## Required work
Make an exact copy of the entries below with the pictures removed.

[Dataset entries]
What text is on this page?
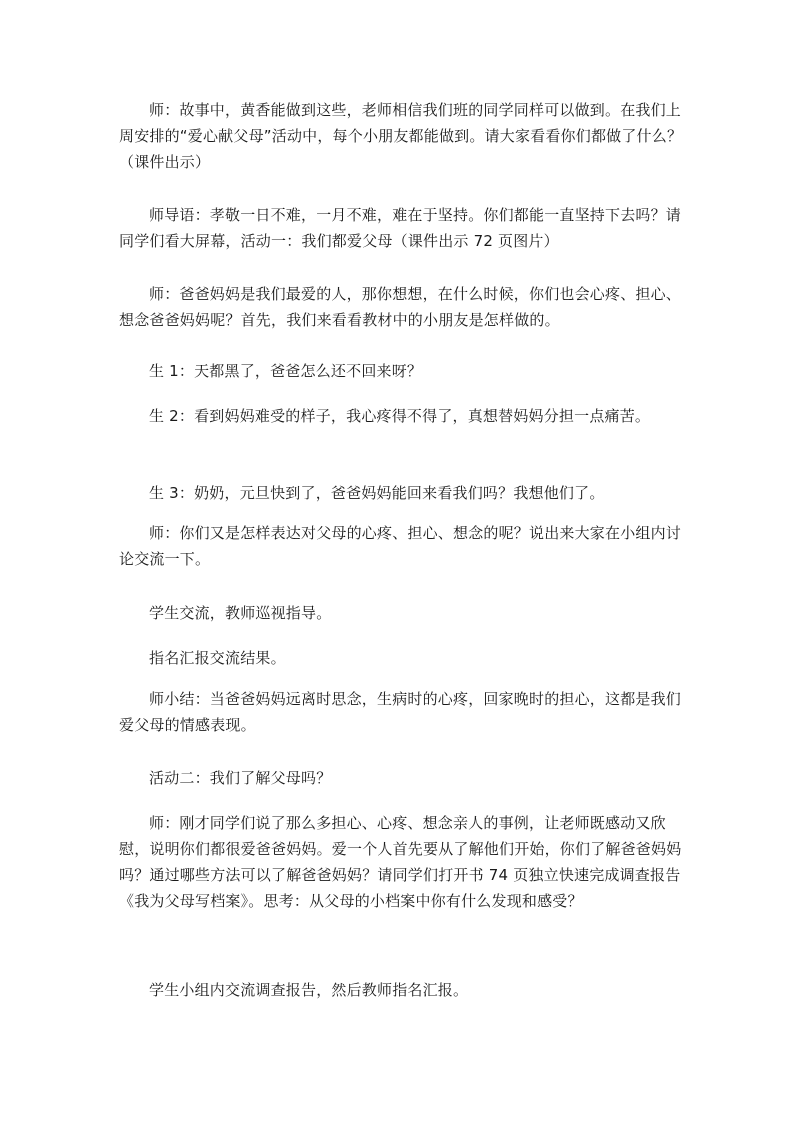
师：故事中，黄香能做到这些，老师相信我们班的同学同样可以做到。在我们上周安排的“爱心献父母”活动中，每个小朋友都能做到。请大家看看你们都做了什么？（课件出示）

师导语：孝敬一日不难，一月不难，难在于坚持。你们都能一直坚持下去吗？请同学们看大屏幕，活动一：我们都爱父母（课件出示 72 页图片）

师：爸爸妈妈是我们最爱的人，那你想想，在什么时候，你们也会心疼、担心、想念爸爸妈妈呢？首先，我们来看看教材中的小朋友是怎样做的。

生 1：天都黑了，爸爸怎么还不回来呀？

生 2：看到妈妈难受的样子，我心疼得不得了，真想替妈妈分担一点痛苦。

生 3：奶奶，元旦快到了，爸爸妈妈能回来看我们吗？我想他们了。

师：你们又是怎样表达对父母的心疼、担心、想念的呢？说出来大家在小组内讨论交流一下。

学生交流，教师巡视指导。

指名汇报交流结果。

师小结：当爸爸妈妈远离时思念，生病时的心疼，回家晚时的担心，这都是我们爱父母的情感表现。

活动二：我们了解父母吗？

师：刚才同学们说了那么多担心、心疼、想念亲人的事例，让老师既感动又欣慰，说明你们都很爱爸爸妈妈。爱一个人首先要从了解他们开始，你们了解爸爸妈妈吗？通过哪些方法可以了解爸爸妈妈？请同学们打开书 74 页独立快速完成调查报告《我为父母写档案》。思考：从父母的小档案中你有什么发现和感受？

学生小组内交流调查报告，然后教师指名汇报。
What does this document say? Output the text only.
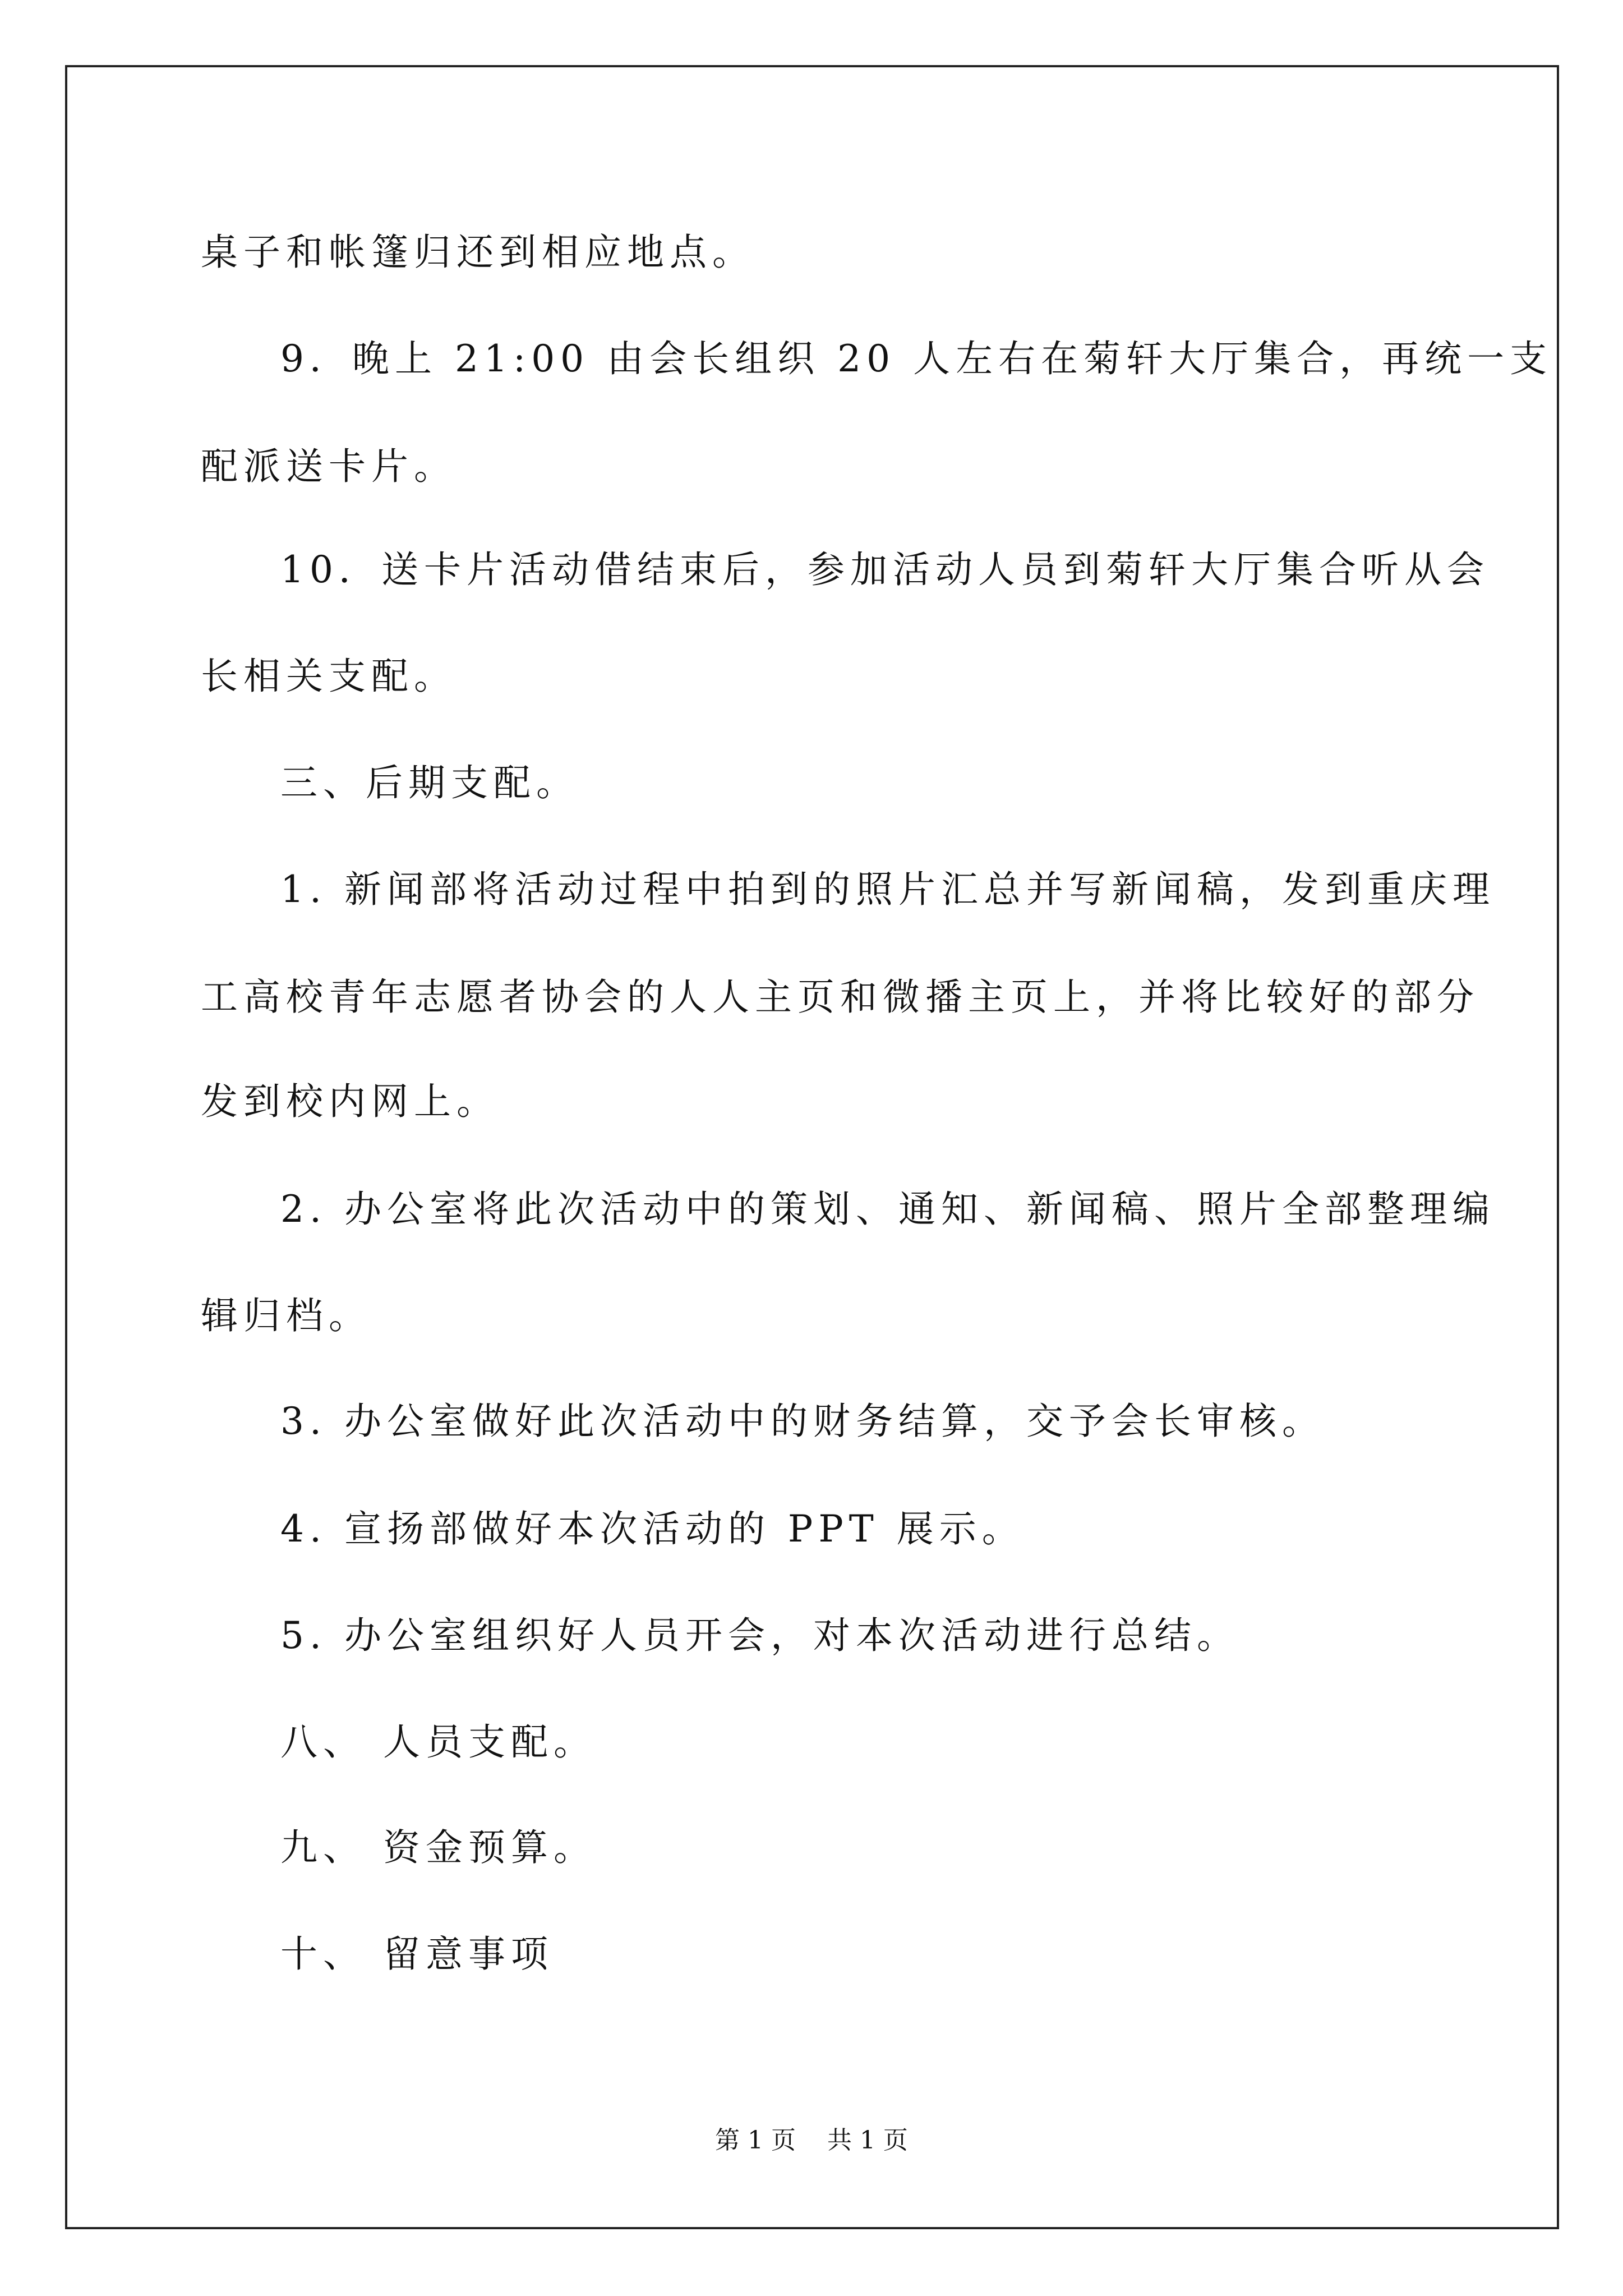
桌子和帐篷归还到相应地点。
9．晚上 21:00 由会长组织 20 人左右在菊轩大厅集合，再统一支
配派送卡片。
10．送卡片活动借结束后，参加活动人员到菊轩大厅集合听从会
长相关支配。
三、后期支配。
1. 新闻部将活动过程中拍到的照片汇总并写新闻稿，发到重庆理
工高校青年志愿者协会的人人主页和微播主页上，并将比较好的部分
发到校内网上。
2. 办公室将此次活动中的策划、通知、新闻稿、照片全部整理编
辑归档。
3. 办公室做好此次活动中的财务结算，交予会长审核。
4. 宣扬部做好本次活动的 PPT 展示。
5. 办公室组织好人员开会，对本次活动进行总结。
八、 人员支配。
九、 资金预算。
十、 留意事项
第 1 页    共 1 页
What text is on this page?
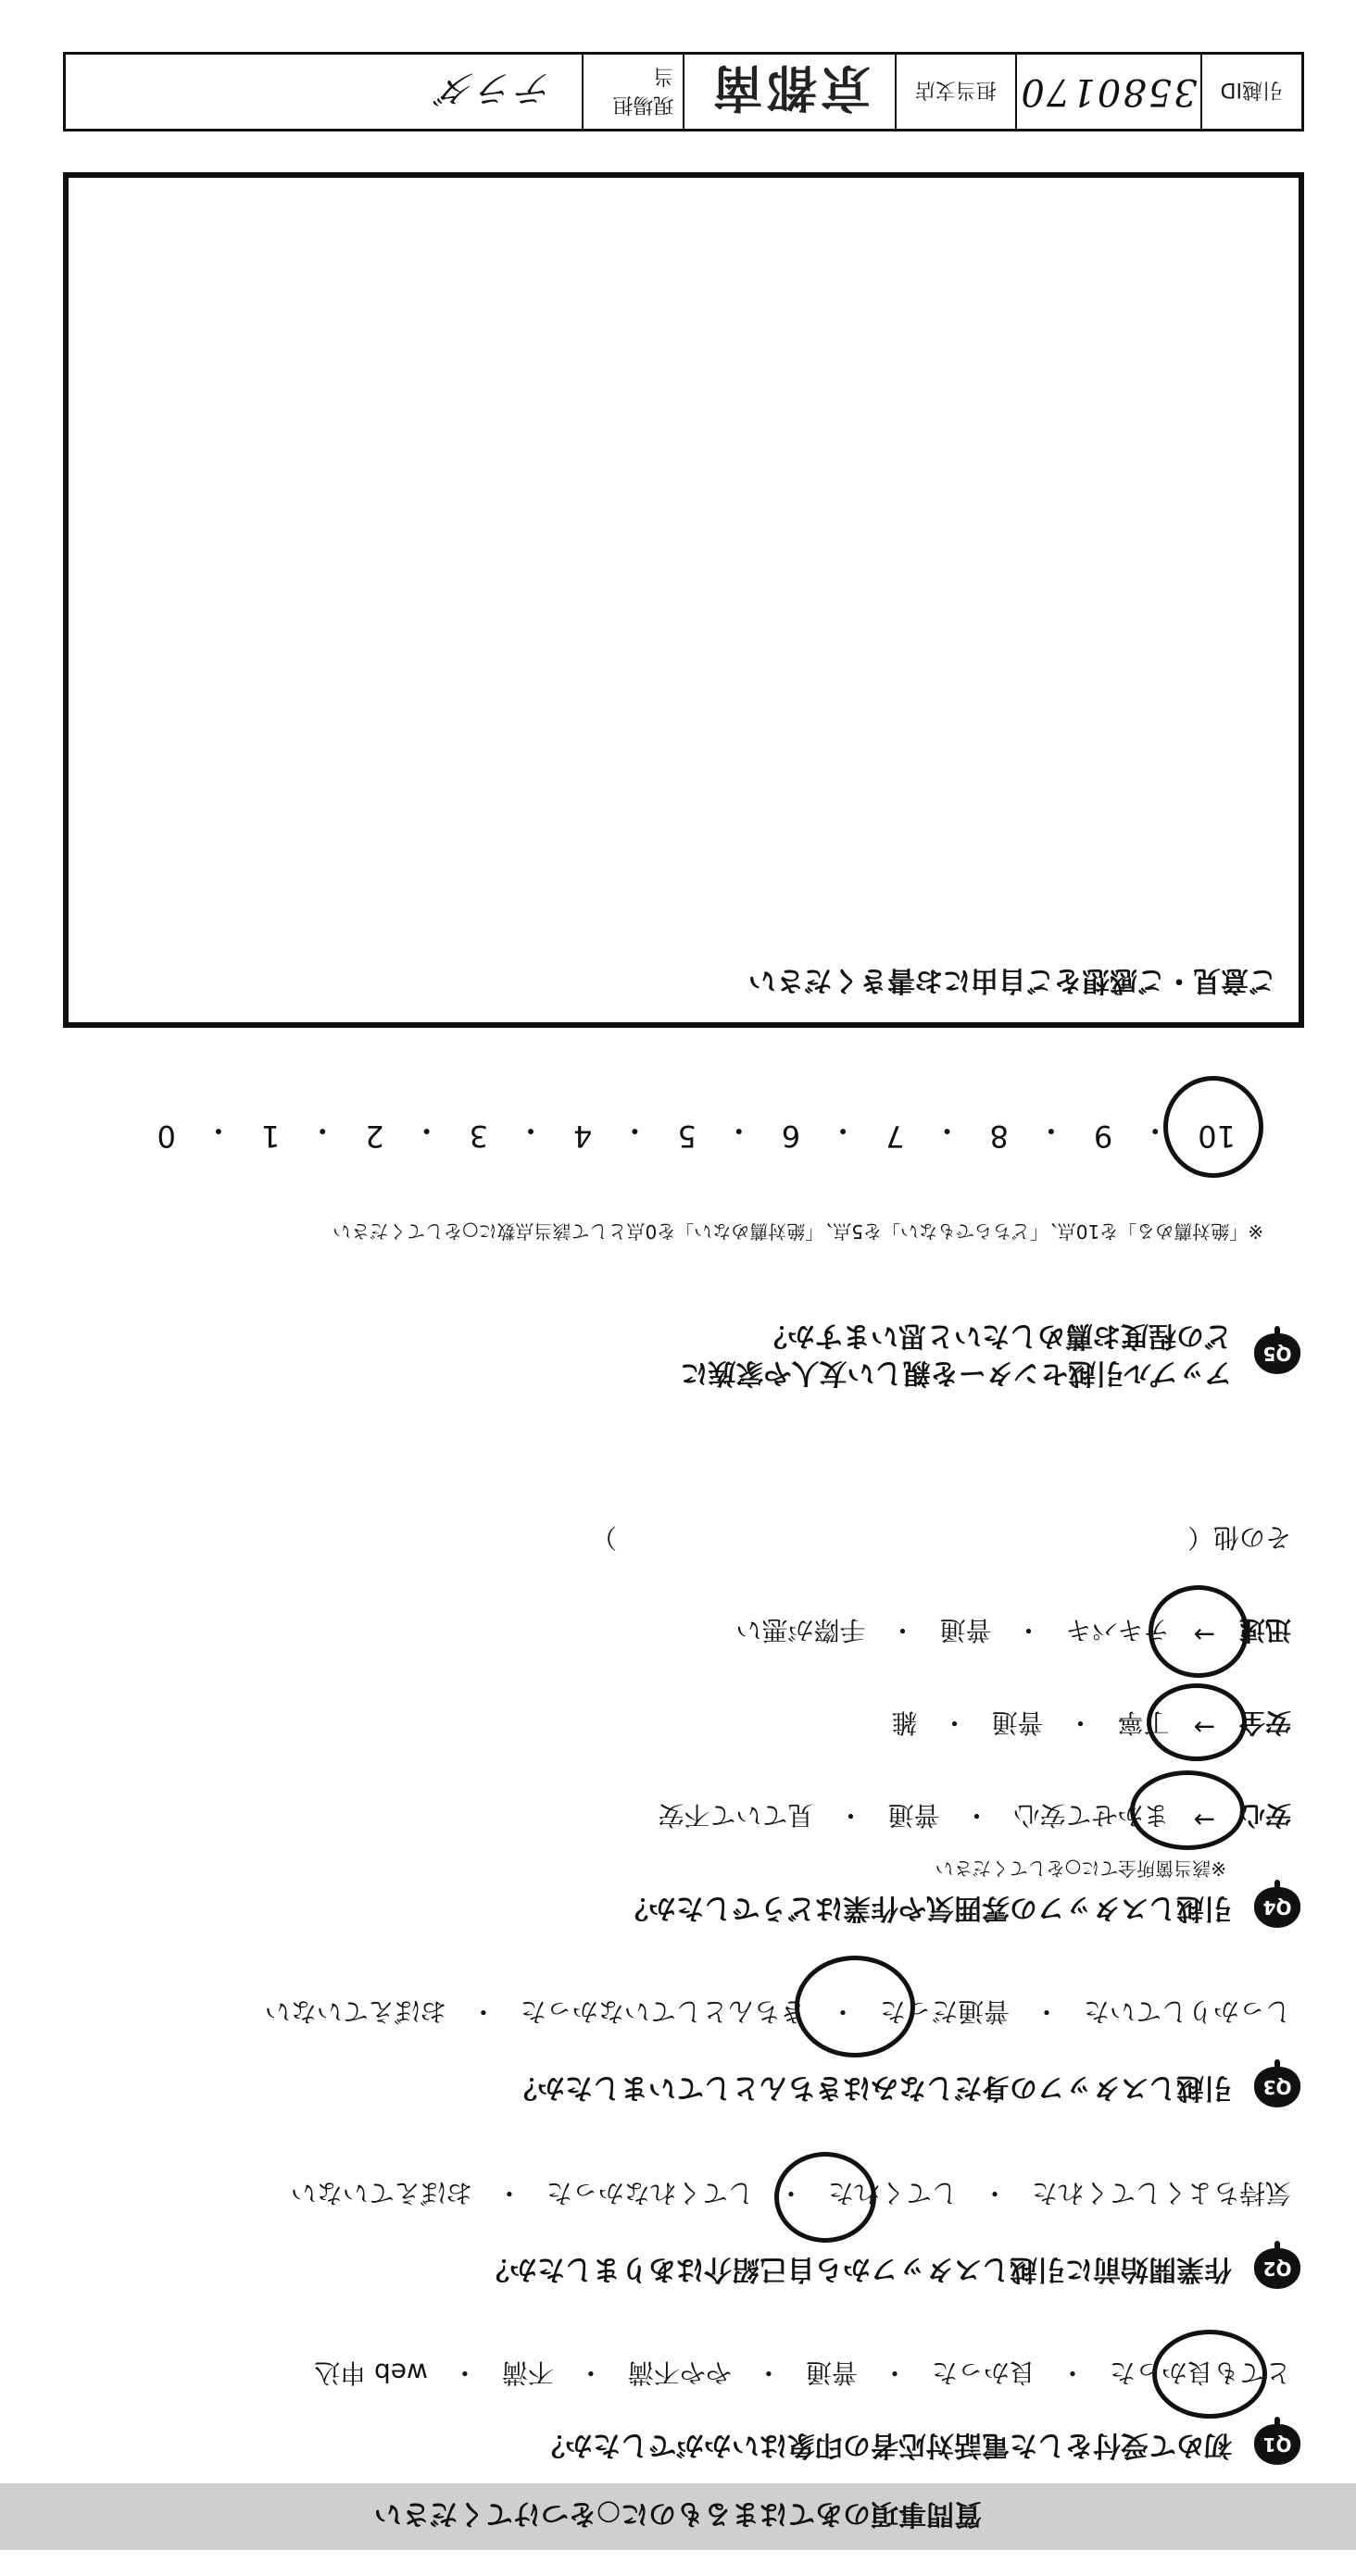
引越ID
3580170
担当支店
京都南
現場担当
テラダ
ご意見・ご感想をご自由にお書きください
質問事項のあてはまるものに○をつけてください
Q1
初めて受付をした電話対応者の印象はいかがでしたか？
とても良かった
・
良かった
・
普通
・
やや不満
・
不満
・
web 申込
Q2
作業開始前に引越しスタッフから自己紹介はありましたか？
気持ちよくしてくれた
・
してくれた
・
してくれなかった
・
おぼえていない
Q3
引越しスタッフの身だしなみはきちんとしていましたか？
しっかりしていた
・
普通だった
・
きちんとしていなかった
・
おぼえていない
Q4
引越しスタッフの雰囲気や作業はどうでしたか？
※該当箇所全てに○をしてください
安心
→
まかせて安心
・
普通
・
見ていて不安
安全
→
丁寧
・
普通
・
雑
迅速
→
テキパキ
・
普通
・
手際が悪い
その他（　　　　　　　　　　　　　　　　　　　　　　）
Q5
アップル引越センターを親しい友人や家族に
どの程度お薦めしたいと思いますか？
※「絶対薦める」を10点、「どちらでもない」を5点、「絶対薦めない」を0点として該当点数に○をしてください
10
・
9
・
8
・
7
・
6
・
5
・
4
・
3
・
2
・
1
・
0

## Solution to this task
What text is on this page?
师：故事中，黄香能做到这些，老师相信我们班的同学同样可以做到。在我们上周安排的“爱心献父母”活动中，每个小朋友都能做到。请大家看看你们都做了什么？（课件出示）

师导语：孝敬一日不难，一月不难，难在于坚持。你们都能一直坚持下去吗？请同学们看大屏幕，活动一：我们都爱父母（课件出示 72 页图片）

师：爸爸妈妈是我们最爱的人，那你想想，在什么时候，你们也会心疼、担心、想念爸爸妈妈呢？首先，我们来看看教材中的小朋友是怎样做的。

生 1：天都黑了，爸爸怎么还不回来呀？

生 2：看到妈妈难受的样子，我心疼得不得了，真想替妈妈分担一点痛苦。

生 3：奶奶，元旦快到了，爸爸妈妈能回来看我们吗？我想他们了。

师：你们又是怎样表达对父母的心疼、担心、想念的呢？说出来大家在小组内讨论交流一下。

学生交流，教师巡视指导。

指名汇报交流结果。

师小结：当爸爸妈妈远离时思念，生病时的心疼，回家晚时的担心，这都是我们爱父母的情感表现。

活动二：我们了解父母吗？

师：刚才同学们说了那么多担心、心疼、想念亲人的事例，让老师既感动又欣慰，说明你们都很爱爸爸妈妈。爱一个人首先要从了解他们开始，你们了解爸爸妈妈吗？通过哪些方法可以了解爸爸妈妈？请同学们打开书 74 页独立快速完成调查报告《我为父母写档案》。思考：从父母的小档案中你有什么发现和感受？

学生小组内交流调查报告，然后教师指名汇报。
What does this document say? Output the text only.
桌子和帐篷归还到相应地点。
9．晚上 21:00 由会长组织 20 人左右在菊轩大厅集合，再统一支
配派送卡片。
10．送卡片活动借结束后，参加活动人员到菊轩大厅集合听从会
长相关支配。
三、后期支配。
1. 新闻部将活动过程中拍到的照片汇总并写新闻稿，发到重庆理
工高校青年志愿者协会的人人主页和微播主页上，并将比较好的部分
发到校内网上。
2. 办公室将此次活动中的策划、通知、新闻稿、照片全部整理编
辑归档。
3. 办公室做好此次活动中的财务结算，交予会长审核。
4. 宣扬部做好本次活动的 PPT 展示。
5. 办公室组织好人员开会，对本次活动进行总结。
八、 人员支配。
九、 资金预算。
十、 留意事项
第 1 页    共 1 页
What text is on this page?
引越ID
3580170
担当支店
京都南
現場担当
テラダ
ご意見・ご感想をご自由にお書きください
質問事項のあてはまるものに○をつけてください
Q1
初めて受付をした電話対応者の印象はいかがでしたか？
とても良かった
・
良かった
・
普通
・
やや不満
・
不満
・
web 申込
Q2
作業開始前に引越しスタッフから自己紹介はありましたか？
気持ちよくしてくれた
・
してくれた
・
してくれなかった
・
おぼえていない
Q3
引越しスタッフの身だしなみはきちんとしていましたか？
しっかりしていた
・
普通だった
・
きちんとしていなかった
・
おぼえていない
Q4
引越しスタッフの雰囲気や作業はどうでしたか？
※該当箇所全てに○をしてください
安心
→
まかせて安心
・
普通
・
見ていて不安
安全
→
丁寧
・
普通
・
雑
迅速
→
テキパキ
・
普通
・
手際が悪い
その他（　　　　　　　　　　　　　　　　　　　　　　）
Q5
アップル引越センターを親しい友人や家族に
どの程度お薦めしたいと思いますか？
※「絶対薦める」を10点、「どちらでもない」を5点、「絶対薦めない」を0点として該当点数に○をしてください
10
・
9
・
8
・
7
・
6
・
5
・
4
・
3
・
2
・
1
・
0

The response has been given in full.